* _Text segment_:
Wildflower the scale does seem to be affected by the floor! Can you weigh in at another location with another scale- doctor's office, friend's house, gym- to get a second or third opinion?
No idea the vitamin chews had that many calories! Is it Viactiv? Those are delicious. You're right that there could be a number of hidden calories in some of those things. Heck, I don't even count nibbles of my boyfriend's dinner or the splash of milk in my coffee, so I know I definitely forget to include things like vitamins, etc.
Dianne yay glad you popped in to say hi! To answer your question, the whole basis of intermittent fasting (which I think is different from ESE, I just fast for most of the day, not ever other day) is that it actually aids metabolism. I was really not okay with the idea of anything with the word 'fast' in it so I did a lot of research on reputable bodybuilding and health websites before I realized it made a lot of sense.
The concept behind it is that eating every 2-3 hours like the standard western diet suggests with small meals always keeps your insulin and other hormones in a "feeding" state- they are constantly elevated. Insulin suppresses hormones that burn subcutaneous fat and of course constant high levels of insulin cause all sorts of other problems (the most severe being diabetes). IF is built on the principle that being in a non-fed or fasted state for most of the time is better; digestive hormones including insulin subside and the body burns fat instead of the meal it just ate. It's true that metabolism is highest right after eating (which is why so many people support the "eat throughout the day philosophy) but during this high rate of metabolism you burn a higher rate of lean tissue versus fat. When you do eat one or two meals, or eat throughout a very limited window of time (perhaps 4-7 hours or so), your body burns the same amount of fuel (because your calories are supposed to be the same, you aren't starving yourself), but because it burns the meals in one quick window, the rest of the time it burns fat for fuel.

* _Task directions_: Write the next part of the post about weigh-ins and intermittent fasting, starting right after its final sentence.

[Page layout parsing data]
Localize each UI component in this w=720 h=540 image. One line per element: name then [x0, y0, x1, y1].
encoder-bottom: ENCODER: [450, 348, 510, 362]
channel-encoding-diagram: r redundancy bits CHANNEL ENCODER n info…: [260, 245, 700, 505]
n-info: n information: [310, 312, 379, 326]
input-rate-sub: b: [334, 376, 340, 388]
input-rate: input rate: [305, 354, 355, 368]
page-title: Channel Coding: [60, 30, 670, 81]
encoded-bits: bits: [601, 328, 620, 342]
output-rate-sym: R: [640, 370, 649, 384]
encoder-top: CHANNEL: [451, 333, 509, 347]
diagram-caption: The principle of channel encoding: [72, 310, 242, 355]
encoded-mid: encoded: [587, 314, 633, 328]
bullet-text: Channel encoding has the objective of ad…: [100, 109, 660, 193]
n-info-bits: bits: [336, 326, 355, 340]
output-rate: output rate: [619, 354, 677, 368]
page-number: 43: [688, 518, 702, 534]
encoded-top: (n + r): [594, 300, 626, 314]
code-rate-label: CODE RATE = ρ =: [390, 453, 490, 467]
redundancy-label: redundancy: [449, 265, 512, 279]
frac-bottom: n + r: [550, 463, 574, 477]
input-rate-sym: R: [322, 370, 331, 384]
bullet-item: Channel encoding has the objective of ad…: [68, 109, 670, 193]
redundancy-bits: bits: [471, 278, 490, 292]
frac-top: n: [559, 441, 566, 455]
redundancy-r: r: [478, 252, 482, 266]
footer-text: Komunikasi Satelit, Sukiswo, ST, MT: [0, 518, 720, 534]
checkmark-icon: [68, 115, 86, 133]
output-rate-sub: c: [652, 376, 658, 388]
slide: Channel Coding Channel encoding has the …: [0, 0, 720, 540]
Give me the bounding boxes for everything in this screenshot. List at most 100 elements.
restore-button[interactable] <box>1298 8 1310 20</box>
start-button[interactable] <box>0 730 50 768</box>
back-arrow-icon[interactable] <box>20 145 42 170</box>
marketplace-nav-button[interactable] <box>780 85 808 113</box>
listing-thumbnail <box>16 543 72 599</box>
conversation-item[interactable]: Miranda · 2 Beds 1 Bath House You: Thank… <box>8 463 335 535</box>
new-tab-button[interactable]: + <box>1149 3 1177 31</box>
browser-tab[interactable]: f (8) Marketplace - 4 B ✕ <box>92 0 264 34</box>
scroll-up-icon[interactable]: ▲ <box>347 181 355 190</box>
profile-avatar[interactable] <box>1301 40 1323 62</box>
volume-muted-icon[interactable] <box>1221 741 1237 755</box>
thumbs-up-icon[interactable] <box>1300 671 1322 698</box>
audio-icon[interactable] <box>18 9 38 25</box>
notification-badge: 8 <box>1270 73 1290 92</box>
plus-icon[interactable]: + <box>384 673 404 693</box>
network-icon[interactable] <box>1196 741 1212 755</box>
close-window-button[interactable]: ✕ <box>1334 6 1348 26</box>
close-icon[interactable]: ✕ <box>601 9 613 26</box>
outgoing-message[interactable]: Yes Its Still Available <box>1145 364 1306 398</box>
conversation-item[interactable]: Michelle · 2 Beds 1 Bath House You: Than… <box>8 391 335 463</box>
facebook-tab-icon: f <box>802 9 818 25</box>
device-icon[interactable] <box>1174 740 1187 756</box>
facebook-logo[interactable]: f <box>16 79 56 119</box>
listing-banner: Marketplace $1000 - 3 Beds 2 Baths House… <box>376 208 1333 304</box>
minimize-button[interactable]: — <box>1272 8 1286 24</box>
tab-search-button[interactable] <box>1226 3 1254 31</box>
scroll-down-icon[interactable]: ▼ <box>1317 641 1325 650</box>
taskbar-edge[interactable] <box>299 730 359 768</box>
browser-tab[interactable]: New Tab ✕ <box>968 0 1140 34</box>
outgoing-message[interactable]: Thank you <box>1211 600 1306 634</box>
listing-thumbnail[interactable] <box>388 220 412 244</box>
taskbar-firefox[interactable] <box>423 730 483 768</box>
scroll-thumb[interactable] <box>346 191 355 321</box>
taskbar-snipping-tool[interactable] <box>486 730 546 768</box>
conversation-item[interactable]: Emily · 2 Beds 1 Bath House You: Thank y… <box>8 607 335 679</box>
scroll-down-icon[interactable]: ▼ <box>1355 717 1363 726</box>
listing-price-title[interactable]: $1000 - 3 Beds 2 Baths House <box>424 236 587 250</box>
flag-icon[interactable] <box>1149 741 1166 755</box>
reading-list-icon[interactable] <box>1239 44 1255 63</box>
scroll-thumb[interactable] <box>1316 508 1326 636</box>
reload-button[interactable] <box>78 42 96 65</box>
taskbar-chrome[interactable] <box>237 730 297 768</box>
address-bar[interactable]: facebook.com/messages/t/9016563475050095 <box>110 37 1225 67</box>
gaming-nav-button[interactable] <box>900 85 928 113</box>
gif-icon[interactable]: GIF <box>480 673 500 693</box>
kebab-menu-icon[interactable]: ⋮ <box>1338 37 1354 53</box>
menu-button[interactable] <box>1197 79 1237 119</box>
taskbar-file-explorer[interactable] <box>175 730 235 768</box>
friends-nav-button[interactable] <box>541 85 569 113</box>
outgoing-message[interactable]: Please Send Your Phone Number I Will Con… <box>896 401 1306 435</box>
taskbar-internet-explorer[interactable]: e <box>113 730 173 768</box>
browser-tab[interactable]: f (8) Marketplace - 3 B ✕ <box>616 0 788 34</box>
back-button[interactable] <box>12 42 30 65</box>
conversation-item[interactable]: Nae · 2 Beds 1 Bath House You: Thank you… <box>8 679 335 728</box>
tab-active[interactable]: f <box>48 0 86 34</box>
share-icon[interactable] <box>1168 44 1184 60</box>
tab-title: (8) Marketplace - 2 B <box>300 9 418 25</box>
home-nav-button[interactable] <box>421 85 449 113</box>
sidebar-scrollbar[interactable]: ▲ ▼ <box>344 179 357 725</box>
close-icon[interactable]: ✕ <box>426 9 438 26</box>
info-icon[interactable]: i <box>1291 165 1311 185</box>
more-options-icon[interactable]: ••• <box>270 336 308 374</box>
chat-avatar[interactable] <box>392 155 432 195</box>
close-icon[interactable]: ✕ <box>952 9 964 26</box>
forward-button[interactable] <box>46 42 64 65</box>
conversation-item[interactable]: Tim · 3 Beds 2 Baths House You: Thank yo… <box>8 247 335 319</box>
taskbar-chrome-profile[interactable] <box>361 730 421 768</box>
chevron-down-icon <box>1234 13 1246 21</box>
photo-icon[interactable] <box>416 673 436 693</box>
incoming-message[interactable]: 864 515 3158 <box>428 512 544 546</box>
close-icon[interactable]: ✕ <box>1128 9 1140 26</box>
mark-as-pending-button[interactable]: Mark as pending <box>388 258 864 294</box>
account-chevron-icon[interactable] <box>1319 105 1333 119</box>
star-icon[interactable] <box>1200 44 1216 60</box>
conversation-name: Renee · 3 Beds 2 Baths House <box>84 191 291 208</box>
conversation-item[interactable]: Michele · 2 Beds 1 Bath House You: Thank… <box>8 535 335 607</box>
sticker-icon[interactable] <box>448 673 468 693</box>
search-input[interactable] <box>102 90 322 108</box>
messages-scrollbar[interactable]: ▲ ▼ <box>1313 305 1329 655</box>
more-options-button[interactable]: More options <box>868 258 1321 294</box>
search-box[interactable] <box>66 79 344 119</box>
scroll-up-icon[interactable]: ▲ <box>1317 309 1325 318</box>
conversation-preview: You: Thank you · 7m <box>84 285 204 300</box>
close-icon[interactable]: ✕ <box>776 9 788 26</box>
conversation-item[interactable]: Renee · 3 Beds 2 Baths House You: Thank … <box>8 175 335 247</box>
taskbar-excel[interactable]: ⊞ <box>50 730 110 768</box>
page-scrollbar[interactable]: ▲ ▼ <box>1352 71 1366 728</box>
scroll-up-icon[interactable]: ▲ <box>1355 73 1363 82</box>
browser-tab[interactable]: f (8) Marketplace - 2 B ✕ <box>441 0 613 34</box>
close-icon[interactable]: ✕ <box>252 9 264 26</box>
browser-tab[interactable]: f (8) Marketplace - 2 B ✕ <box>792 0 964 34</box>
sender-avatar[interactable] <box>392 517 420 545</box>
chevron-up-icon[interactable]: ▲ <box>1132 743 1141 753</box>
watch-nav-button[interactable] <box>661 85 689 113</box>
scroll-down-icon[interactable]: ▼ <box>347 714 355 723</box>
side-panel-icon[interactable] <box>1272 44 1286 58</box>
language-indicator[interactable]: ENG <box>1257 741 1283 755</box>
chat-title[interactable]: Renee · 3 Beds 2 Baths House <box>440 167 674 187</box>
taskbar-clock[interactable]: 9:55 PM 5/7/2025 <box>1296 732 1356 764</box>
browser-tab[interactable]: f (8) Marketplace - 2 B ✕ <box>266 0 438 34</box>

* _Response to the exercise_:
IF is NOT supposed to help you lose weight, it's supposed to help you burn a higher proportion of fat versus lean muscle tissue.
It also has added benefits for me- when I eat all throughout the day I'm never full and constantly thinking of my next meal. I nibble, graze, etc. With IF I KNOW I cannot eat until 2:30 or 4:30, whenever my 'window' happens to be for that day. It is so much easier to keep the calories down to 1200 on IF. I end up eating a big lunch (600-800 cals), some snacking (100-300), and then a smallish dinner (300-400). I end up very, very satisfied and I never waste calories on stupid things I don't even really want or need because I'm grazing ... only good nutritious food and treats I really enjoy.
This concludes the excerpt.